◆ Required task:
Pick out all lines with the word "Creora" from the records that follow.

◆ Exercise input:
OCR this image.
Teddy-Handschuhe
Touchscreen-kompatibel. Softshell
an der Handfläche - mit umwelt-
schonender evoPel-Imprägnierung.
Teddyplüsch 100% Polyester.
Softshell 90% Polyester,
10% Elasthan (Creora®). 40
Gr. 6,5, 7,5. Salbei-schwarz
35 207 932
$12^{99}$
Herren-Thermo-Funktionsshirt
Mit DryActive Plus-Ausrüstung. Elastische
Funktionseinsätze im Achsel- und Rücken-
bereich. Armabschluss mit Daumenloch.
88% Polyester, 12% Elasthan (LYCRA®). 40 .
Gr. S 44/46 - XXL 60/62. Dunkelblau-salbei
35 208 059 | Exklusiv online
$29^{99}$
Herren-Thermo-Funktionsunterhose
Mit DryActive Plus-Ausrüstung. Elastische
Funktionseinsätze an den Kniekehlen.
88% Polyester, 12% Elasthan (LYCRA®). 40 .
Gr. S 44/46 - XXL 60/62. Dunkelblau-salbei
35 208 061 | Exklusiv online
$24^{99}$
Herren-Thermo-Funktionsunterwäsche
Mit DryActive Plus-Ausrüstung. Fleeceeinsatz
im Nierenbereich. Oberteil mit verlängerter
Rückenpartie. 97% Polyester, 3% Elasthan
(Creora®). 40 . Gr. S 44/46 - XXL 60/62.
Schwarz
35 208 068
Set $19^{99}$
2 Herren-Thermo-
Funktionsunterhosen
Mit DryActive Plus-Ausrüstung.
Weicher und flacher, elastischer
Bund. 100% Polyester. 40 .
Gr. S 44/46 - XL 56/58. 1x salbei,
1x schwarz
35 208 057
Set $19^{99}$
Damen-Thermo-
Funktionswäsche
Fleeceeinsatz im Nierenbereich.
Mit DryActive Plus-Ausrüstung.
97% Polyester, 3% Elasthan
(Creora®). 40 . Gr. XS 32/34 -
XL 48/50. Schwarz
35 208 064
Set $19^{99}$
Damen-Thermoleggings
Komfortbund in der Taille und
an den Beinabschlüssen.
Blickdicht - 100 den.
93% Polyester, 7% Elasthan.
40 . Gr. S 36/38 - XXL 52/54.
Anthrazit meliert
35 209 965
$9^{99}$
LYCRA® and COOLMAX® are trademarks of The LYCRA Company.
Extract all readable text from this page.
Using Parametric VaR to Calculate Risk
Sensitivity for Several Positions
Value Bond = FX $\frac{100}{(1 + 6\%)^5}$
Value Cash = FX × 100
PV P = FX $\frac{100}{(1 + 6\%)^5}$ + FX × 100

◆ Answer to this task:
10% Elasthan (Creora®). 40
(Creora®). 40 . Gr. S 44/46 - XXL 60/62.
(Creora®). 40 . Gr. XS 32/34 -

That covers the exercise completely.